--- start ---

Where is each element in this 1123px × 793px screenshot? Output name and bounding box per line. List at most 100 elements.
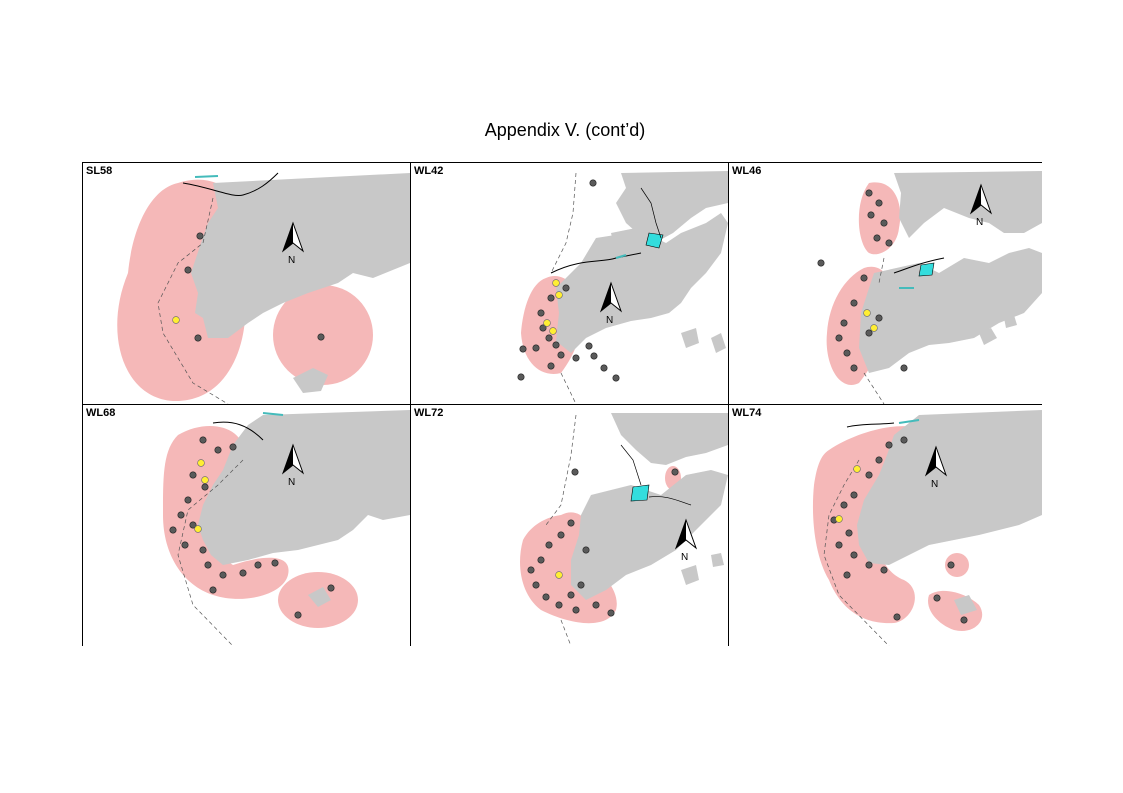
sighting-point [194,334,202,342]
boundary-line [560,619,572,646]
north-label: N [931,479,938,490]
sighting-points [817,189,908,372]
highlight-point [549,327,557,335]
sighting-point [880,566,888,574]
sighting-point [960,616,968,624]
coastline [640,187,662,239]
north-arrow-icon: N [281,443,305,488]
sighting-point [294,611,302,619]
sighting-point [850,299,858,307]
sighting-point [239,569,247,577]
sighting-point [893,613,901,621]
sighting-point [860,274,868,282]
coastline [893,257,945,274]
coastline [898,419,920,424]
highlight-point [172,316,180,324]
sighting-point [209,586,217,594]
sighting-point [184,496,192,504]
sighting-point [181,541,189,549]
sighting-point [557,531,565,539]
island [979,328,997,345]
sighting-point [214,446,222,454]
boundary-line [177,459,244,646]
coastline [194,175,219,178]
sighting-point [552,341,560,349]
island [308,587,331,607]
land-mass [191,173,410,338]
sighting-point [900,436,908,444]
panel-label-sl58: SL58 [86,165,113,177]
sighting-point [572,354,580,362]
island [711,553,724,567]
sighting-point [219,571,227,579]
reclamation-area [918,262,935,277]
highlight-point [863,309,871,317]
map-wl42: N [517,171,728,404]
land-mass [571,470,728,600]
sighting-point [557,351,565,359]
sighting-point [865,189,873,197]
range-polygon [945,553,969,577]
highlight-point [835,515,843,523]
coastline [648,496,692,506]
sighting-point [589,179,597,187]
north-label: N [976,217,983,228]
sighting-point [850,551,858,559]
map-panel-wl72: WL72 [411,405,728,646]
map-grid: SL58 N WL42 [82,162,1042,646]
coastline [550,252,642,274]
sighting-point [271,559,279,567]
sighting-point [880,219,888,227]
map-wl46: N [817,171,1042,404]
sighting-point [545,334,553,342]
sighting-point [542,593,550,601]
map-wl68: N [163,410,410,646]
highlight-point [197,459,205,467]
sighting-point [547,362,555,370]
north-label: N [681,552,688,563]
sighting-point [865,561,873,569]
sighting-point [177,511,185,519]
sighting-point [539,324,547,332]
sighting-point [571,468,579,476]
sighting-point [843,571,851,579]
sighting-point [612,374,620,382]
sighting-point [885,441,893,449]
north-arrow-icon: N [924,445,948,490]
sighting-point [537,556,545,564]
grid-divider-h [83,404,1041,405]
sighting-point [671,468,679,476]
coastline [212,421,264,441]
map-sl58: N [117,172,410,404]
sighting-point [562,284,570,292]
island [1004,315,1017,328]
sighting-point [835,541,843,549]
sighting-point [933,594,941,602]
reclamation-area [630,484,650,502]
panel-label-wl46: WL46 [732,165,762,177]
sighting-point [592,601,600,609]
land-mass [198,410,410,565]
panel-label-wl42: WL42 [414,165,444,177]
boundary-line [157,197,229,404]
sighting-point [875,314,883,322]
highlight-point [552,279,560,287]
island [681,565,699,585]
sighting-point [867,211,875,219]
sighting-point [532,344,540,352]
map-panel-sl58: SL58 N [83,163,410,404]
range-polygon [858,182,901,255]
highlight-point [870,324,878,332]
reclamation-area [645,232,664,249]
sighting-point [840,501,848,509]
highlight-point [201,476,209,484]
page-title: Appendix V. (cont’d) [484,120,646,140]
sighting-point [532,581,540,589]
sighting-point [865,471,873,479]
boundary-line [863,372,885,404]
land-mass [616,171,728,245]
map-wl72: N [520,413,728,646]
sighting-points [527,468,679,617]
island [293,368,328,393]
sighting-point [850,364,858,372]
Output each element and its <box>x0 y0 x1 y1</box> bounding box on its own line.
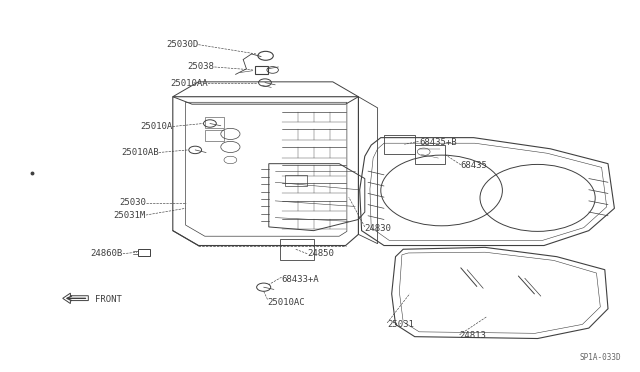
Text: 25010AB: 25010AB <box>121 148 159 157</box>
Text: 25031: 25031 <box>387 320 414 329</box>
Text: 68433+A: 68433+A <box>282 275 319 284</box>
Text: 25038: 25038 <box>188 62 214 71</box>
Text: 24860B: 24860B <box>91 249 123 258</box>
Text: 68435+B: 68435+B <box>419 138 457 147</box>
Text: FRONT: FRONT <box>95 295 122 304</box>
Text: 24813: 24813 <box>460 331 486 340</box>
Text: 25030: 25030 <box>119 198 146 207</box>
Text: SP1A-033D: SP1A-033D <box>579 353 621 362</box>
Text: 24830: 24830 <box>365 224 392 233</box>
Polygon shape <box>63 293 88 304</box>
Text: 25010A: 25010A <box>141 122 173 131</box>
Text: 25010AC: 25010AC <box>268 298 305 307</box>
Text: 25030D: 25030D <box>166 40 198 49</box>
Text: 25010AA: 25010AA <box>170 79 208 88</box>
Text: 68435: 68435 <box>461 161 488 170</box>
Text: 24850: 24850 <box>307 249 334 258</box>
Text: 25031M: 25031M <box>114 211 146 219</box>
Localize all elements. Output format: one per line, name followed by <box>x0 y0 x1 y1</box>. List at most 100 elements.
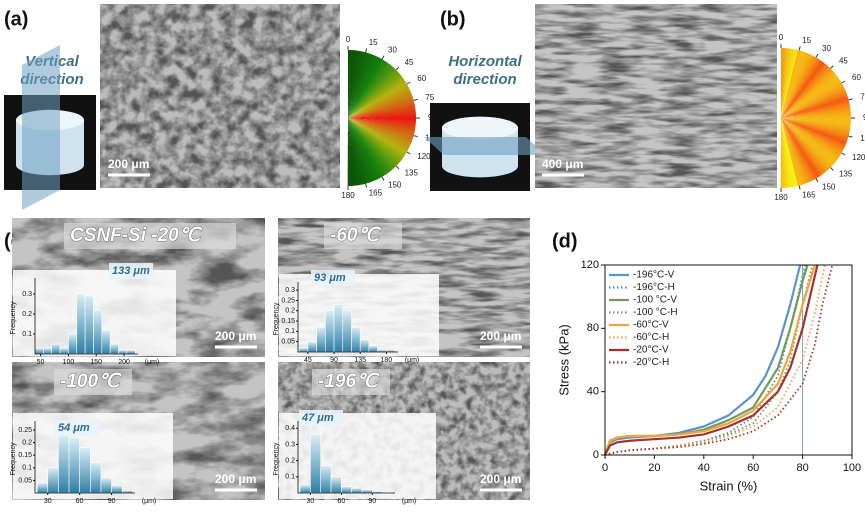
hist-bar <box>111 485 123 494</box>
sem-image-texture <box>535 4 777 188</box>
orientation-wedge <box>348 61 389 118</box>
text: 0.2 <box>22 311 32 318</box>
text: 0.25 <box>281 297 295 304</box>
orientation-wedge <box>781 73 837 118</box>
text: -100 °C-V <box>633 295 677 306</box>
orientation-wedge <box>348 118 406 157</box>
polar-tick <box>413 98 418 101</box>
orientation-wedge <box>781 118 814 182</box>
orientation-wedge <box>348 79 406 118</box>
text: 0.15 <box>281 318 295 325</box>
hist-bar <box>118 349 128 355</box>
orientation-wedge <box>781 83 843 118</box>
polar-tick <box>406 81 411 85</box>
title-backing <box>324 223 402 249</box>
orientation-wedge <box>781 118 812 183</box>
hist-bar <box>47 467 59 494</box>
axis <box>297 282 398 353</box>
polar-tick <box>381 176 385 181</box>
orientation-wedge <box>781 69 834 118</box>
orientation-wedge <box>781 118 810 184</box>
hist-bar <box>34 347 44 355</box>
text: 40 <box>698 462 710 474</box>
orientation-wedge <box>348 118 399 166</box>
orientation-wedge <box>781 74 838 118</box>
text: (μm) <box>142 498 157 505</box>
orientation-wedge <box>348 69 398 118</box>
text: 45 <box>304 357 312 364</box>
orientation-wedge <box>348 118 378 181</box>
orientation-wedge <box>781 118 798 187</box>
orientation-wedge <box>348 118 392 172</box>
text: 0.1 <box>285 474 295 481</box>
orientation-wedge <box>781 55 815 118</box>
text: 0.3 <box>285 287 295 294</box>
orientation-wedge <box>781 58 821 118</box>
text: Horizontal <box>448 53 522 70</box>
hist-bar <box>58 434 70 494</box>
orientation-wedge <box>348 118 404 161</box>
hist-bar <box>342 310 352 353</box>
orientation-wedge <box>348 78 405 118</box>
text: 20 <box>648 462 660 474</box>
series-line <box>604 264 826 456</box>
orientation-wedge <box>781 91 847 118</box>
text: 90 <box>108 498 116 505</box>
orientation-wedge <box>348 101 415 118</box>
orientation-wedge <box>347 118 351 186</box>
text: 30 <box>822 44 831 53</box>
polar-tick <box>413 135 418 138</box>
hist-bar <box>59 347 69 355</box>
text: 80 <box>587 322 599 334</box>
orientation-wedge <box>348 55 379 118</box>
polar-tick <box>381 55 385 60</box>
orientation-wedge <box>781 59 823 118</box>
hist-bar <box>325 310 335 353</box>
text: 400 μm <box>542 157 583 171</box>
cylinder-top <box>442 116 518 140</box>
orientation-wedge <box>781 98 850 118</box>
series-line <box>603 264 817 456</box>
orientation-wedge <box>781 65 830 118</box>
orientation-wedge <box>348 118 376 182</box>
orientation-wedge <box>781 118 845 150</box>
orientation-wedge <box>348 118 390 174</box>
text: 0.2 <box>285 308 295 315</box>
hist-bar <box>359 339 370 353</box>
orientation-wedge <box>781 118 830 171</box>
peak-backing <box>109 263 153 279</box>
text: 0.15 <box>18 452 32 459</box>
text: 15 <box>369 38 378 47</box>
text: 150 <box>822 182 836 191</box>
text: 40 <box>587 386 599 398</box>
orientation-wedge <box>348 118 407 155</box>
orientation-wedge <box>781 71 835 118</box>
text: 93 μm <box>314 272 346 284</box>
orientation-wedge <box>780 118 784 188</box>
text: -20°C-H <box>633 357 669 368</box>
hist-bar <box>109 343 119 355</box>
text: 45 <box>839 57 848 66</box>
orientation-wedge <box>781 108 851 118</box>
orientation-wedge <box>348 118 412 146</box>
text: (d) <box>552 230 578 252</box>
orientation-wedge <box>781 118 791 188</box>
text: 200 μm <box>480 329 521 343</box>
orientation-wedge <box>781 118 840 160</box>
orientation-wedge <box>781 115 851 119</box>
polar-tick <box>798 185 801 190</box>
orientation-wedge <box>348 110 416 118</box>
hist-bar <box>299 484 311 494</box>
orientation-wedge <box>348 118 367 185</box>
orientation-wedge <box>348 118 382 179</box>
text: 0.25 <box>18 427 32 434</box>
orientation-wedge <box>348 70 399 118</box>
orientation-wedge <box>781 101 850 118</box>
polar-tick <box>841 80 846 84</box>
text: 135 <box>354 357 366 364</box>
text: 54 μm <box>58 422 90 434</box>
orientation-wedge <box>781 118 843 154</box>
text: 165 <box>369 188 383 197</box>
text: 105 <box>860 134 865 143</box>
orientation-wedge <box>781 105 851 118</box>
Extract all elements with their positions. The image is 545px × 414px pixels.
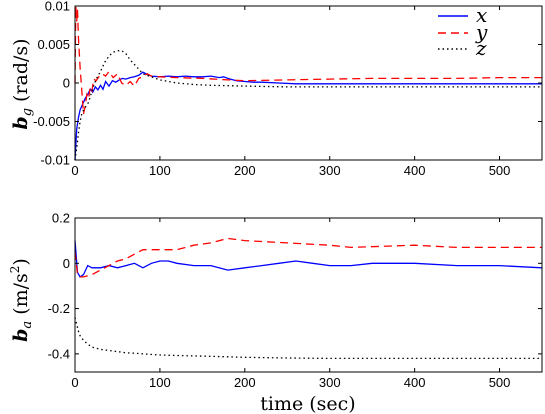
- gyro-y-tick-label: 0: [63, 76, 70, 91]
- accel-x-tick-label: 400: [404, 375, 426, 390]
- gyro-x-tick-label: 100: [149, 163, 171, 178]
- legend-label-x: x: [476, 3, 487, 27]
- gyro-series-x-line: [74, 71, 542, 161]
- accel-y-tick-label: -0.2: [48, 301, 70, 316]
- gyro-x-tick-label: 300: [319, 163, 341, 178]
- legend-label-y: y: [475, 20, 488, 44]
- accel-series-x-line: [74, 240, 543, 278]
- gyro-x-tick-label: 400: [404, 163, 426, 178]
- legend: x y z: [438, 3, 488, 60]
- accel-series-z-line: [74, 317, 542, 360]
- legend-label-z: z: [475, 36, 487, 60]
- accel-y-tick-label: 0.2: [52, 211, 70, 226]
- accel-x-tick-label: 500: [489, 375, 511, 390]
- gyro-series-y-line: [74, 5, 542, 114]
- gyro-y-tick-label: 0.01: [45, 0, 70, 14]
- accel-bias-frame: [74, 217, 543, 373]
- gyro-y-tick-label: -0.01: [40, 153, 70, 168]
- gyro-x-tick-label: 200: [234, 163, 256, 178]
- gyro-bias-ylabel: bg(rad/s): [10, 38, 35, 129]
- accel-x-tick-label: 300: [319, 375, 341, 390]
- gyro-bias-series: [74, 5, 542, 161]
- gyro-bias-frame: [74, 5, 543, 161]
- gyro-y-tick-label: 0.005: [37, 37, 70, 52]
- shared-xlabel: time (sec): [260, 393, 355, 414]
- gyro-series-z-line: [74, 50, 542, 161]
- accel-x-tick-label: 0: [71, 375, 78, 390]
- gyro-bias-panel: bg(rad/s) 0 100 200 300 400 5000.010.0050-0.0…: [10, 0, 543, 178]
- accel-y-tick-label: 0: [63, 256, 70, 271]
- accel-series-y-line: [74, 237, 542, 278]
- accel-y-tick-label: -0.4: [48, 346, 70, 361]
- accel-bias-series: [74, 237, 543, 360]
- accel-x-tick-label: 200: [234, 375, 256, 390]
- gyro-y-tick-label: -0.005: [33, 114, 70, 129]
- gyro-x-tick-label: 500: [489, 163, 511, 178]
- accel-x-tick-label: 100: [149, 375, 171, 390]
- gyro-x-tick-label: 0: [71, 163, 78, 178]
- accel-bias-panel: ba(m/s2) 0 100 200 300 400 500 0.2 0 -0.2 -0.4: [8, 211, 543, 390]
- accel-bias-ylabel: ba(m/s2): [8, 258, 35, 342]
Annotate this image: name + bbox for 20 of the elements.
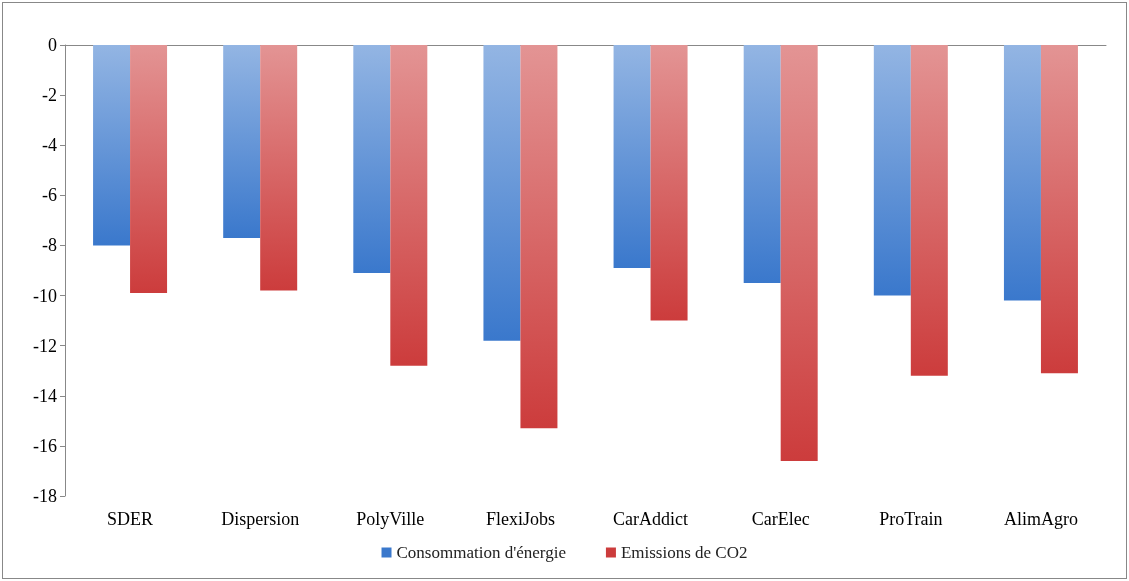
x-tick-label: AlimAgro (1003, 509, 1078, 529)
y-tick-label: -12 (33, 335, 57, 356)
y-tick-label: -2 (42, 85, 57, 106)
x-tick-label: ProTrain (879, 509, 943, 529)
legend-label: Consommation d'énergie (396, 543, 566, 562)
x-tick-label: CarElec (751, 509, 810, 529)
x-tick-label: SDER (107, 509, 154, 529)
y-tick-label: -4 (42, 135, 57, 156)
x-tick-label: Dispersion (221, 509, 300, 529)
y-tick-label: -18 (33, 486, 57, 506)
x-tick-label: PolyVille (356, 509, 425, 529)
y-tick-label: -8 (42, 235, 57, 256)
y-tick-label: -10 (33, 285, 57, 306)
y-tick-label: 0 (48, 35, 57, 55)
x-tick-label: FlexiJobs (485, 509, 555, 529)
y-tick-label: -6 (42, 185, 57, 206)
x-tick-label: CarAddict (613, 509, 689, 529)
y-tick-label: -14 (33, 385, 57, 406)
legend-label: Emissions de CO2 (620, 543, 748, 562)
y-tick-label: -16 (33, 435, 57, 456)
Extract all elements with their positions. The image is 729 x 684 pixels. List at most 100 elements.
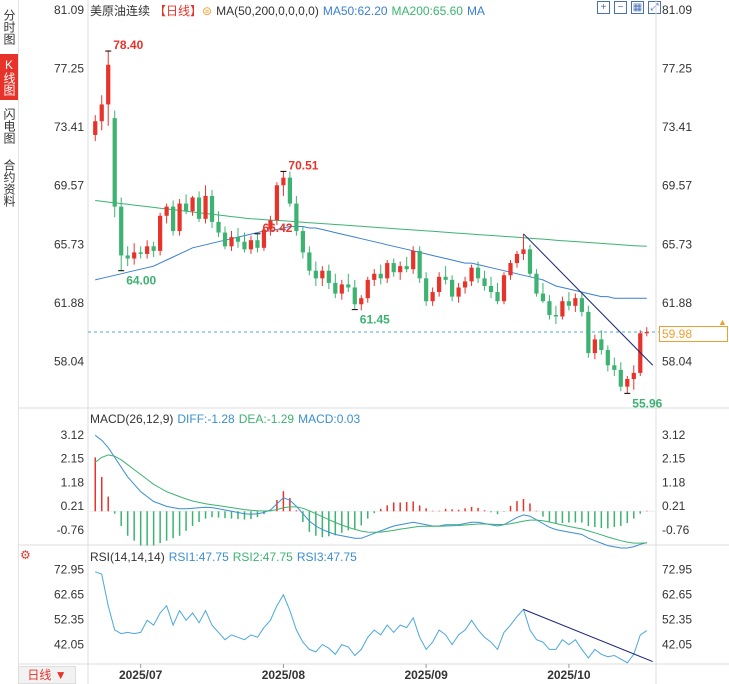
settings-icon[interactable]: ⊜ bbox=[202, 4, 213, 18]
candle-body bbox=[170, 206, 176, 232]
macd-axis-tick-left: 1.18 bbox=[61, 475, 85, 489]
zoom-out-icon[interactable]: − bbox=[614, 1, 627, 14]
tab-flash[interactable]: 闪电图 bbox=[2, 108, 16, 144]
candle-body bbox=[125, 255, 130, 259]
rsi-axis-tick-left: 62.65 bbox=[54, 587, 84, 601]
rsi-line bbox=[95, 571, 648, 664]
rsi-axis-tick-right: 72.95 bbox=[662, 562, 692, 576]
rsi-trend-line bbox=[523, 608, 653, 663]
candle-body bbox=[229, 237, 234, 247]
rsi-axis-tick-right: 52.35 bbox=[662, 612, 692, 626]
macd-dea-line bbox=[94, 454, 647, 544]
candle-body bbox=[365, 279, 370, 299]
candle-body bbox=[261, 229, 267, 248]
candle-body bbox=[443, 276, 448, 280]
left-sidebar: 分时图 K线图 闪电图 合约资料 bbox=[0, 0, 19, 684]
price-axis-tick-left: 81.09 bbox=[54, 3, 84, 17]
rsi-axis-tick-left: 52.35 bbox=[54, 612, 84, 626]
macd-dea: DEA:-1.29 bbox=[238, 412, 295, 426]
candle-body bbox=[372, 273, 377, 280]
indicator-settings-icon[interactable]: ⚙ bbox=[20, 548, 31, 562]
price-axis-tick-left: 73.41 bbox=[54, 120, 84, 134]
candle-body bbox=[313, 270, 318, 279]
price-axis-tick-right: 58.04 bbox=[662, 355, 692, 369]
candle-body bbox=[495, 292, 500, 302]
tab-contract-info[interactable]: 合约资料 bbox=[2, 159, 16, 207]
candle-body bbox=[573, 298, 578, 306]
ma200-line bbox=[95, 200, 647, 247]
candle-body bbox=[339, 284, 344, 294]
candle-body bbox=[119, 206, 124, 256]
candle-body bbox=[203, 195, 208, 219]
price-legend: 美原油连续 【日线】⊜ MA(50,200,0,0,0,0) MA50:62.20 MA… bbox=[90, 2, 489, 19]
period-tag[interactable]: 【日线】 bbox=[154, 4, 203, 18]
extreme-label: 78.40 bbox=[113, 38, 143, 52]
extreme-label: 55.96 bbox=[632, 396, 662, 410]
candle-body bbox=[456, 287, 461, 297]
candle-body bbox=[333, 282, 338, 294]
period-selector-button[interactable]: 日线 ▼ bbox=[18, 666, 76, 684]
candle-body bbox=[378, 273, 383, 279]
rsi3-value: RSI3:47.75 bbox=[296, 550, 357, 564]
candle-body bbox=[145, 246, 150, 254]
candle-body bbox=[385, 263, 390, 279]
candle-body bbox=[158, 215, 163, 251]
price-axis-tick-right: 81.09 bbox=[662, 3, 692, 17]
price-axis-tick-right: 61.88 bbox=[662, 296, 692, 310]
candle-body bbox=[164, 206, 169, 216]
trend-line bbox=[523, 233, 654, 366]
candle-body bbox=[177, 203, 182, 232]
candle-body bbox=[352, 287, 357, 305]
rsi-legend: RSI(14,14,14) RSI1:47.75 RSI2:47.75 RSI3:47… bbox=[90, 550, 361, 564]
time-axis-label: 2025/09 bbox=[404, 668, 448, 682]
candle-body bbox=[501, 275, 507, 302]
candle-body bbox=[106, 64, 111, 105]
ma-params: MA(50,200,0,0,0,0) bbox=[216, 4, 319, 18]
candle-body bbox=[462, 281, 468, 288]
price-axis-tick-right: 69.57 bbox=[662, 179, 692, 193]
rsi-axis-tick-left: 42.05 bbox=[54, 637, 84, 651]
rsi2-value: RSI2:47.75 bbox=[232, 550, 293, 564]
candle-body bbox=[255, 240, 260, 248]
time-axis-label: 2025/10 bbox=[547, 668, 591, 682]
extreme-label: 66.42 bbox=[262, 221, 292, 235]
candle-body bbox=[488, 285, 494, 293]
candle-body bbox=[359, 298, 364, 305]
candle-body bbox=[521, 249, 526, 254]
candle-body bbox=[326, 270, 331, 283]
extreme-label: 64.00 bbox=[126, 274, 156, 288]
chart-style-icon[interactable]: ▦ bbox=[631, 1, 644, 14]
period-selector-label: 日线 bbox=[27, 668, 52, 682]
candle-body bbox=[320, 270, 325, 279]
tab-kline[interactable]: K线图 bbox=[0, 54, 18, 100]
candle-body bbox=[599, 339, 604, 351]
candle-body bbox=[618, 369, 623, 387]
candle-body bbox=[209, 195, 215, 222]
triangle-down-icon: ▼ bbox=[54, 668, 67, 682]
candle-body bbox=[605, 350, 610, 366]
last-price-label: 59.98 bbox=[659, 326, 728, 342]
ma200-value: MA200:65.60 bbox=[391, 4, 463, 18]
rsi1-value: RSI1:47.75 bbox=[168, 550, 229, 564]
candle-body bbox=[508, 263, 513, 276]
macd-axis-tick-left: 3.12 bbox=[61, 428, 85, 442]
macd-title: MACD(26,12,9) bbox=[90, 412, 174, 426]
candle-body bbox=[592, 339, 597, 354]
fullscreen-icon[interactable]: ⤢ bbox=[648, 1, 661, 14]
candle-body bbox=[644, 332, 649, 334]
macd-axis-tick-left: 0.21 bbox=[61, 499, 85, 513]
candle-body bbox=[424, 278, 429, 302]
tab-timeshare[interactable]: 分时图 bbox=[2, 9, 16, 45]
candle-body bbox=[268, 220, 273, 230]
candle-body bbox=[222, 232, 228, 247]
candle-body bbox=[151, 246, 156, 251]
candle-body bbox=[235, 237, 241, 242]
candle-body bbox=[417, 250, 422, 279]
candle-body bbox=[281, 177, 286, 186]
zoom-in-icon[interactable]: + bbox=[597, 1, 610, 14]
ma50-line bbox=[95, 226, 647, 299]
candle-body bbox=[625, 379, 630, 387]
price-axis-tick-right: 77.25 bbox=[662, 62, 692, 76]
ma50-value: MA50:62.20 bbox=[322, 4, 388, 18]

--- end ---

Do this -> Can you copy out everything in the listing above from the line containing "x-tick-label: AlimAgro (1003, 509, 1078, 529)" down to the line containing "Extract all elements with their positions. The image is 729", both lines included, without changing a character?

Full output ->
x-tick-label: AlimAgro (1003, 509, 1078, 529)
y-tick-label: -12 (33, 335, 57, 356)
y-tick-label: -2 (42, 85, 57, 106)
x-tick-label: ProTrain (879, 509, 943, 529)
legend-label: Consommation d'énergie (396, 543, 566, 562)
x-tick-label: CarElec (751, 509, 810, 529)
x-tick-label: SDER (107, 509, 154, 529)
y-tick-label: -4 (42, 135, 57, 156)
x-tick-label: Dispersion (221, 509, 300, 529)
y-tick-label: -18 (33, 486, 57, 506)
x-tick-label: PolyVille (356, 509, 425, 529)
y-tick-label: -8 (42, 235, 57, 256)
y-tick-label: -10 (33, 285, 57, 306)
y-tick-label: 0 (48, 35, 57, 55)
x-tick-label: FlexiJobs (485, 509, 555, 529)
y-tick-label: -6 (42, 185, 57, 206)
x-tick-label: CarAddict (613, 509, 689, 529)
y-tick-label: -14 (33, 385, 57, 406)
legend-label: Emissions de CO2 (620, 543, 748, 562)
y-tick-label: -16 (33, 435, 57, 456)
Extract all elements with their positions. The image is 729 x 684 pixels. List at most 100 elements.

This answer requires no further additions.